Extracts from a graphics dataset:
'''
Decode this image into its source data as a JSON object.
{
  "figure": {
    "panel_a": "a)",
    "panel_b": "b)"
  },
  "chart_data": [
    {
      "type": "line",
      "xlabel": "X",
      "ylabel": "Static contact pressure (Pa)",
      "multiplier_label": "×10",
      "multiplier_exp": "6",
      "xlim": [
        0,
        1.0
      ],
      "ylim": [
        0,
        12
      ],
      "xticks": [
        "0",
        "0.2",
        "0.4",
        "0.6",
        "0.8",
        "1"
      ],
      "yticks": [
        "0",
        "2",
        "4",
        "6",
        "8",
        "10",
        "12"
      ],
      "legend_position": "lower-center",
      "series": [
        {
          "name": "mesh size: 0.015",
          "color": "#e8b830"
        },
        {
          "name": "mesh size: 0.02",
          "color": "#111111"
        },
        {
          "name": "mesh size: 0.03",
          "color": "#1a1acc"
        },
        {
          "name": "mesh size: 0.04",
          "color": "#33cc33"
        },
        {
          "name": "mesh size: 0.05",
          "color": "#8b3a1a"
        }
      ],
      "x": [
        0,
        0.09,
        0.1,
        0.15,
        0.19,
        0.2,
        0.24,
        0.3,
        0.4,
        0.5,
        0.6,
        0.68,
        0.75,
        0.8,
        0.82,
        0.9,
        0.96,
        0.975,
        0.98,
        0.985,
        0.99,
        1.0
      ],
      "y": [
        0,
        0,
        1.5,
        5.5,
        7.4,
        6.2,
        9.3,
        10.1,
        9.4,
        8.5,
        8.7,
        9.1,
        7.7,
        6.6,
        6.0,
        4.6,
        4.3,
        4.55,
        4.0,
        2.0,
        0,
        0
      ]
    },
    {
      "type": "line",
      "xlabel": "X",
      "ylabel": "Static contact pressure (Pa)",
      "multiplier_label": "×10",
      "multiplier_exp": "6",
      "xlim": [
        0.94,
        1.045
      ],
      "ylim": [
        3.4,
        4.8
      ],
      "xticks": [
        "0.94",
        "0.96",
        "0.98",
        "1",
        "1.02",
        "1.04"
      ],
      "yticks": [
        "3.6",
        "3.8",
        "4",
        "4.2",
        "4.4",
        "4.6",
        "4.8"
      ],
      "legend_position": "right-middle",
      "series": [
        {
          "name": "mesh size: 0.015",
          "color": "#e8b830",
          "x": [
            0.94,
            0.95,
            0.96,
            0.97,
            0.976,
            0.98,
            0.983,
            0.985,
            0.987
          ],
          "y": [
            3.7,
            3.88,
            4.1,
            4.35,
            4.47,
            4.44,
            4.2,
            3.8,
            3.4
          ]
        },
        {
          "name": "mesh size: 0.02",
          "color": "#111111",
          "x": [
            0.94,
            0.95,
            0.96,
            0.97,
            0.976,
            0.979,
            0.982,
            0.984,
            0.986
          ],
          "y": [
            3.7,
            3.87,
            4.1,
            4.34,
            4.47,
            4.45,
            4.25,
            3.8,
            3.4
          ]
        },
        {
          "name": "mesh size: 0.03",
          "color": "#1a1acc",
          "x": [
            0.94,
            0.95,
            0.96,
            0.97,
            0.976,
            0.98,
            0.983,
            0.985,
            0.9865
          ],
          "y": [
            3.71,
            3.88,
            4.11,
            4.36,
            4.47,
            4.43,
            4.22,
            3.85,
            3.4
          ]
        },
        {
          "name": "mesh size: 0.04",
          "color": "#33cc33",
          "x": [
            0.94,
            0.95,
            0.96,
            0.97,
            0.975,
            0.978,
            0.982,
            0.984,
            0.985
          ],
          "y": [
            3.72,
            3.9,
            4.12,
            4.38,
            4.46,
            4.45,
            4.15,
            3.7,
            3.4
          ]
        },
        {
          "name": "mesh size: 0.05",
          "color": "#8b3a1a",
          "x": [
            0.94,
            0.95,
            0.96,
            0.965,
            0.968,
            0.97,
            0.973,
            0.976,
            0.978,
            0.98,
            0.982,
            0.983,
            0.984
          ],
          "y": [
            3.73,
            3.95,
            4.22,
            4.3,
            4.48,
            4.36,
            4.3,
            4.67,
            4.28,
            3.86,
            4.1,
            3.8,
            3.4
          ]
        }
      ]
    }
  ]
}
'''
### YOUR TASK
Print the listing above in full, exactly as it is.

### CORRECT RESULT
Decode this image into its source data as a JSON object.
{
  "figure": {
    "panel_a": "a)",
    "panel_b": "b)"
  },
  "chart_data": [
    {
      "type": "line",
      "xlabel": "X",
      "ylabel": "Static contact pressure (Pa)",
      "multiplier_label": "×10",
      "multiplier_exp": "6",
      "xlim": [
        0,
        1.0
      ],
      "ylim": [
        0,
        12
      ],
      "xticks": [
        "0",
        "0.2",
        "0.4",
        "0.6",
        "0.8",
        "1"
      ],
      "yticks": [
        "0",
        "2",
        "4",
        "6",
        "8",
        "10",
        "12"
      ],
      "legend_position": "lower-center",
      "series": [
        {
          "name": "mesh size: 0.015",
          "color": "#e8b830"
        },
        {
          "name": "mesh size: 0.02",
          "color": "#111111"
        },
        {
          "name": "mesh size: 0.03",
          "color": "#1a1acc"
        },
        {
          "name": "mesh size: 0.04",
          "color": "#33cc33"
        },
        {
          "name": "mesh size: 0.05",
          "color": "#8b3a1a"
        }
      ],
      "x": [
        0,
        0.09,
        0.1,
        0.15,
        0.19,
        0.2,
        0.24,
        0.3,
        0.4,
        0.5,
        0.6,
        0.68,
        0.75,
        0.8,
        0.82,
        0.9,
        0.96,
        0.975,
        0.98,
        0.985,
        0.99,
        1.0
      ],
      "y": [
        0,
        0,
        1.5,
        5.5,
        7.4,
        6.2,
        9.3,
        10.1,
        9.4,
        8.5,
        8.7,
        9.1,
        7.7,
        6.6,
        6.0,
        4.6,
        4.3,
        4.55,
        4.0,
        2.0,
        0,
        0
      ]
    },
    {
      "type": "line",
      "xlabel": "X",
      "ylabel": "Static contact pressure (Pa)",
      "multiplier_label": "×10",
      "multiplier_exp": "6",
      "xlim": [
        0.94,
        1.045
      ],
      "ylim": [
        3.4,
        4.8
      ],
      "xticks": [
        "0.94",
        "0.96",
        "0.98",
        "1",
        "1.02",
        "1.04"
      ],
      "yticks": [
        "3.6",
        "3.8",
        "4",
        "4.2",
        "4.4",
        "4.6",
        "4.8"
      ],
      "legend_position": "right-middle",
      "series": [
        {
          "name": "mesh size: 0.015",
          "color": "#e8b830",
          "x": [
            0.94,
            0.95,
            0.96,
            0.97,
            0.976,
            0.98,
            0.983,
            0.985,
            0.987
          ],
          "y": [
            3.7,
            3.88,
            4.1,
            4.35,
            4.47,
            4.44,
            4.2,
            3.8,
            3.4
          ]
        },
        {
          "name": "mesh size: 0.02",
          "color": "#111111",
          "x": [
            0.94,
            0.95,
            0.96,
            0.97,
            0.976,
            0.979,
            0.982,
            0.984,
            0.986
          ],
          "y": [
            3.7,
            3.87,
            4.1,
            4.34,
            4.47,
            4.45,
            4.25,
            3.8,
            3.4
          ]
        },
        {
          "name": "mesh size: 0.03",
          "color": "#1a1acc",
          "x": [
            0.94,
            0.95,
            0.96,
            0.97,
            0.976,
            0.98,
            0.983,
            0.985,
            0.9865
          ],
          "y": [
            3.71,
            3.88,
            4.11,
            4.36,
            4.47,
            4.43,
            4.22,
            3.85,
            3.4
          ]
        },
        {
          "name": "mesh size: 0.04",
          "color": "#33cc33",
          "x": [
            0.94,
            0.95,
            0.96,
            0.97,
            0.975,
            0.978,
            0.982,
            0.984,
            0.985
          ],
          "y": [
            3.72,
            3.9,
            4.12,
            4.38,
            4.46,
            4.45,
            4.15,
            3.7,
            3.4
          ]
        },
        {
          "name": "mesh size: 0.05",
          "color": "#8b3a1a",
          "x": [
            0.94,
            0.95,
            0.96,
            0.965,
            0.968,
            0.97,
            0.973,
            0.976,
            0.978,
            0.98,
            0.982,
            0.983,
            0.984
          ],
          "y": [
            3.73,
            3.95,
            4.22,
            4.3,
            4.48,
            4.36,
            4.3,
            4.67,
            4.28,
            3.86,
            4.1,
            3.8,
            3.4
          ]
        }
      ]
    }
  ]
}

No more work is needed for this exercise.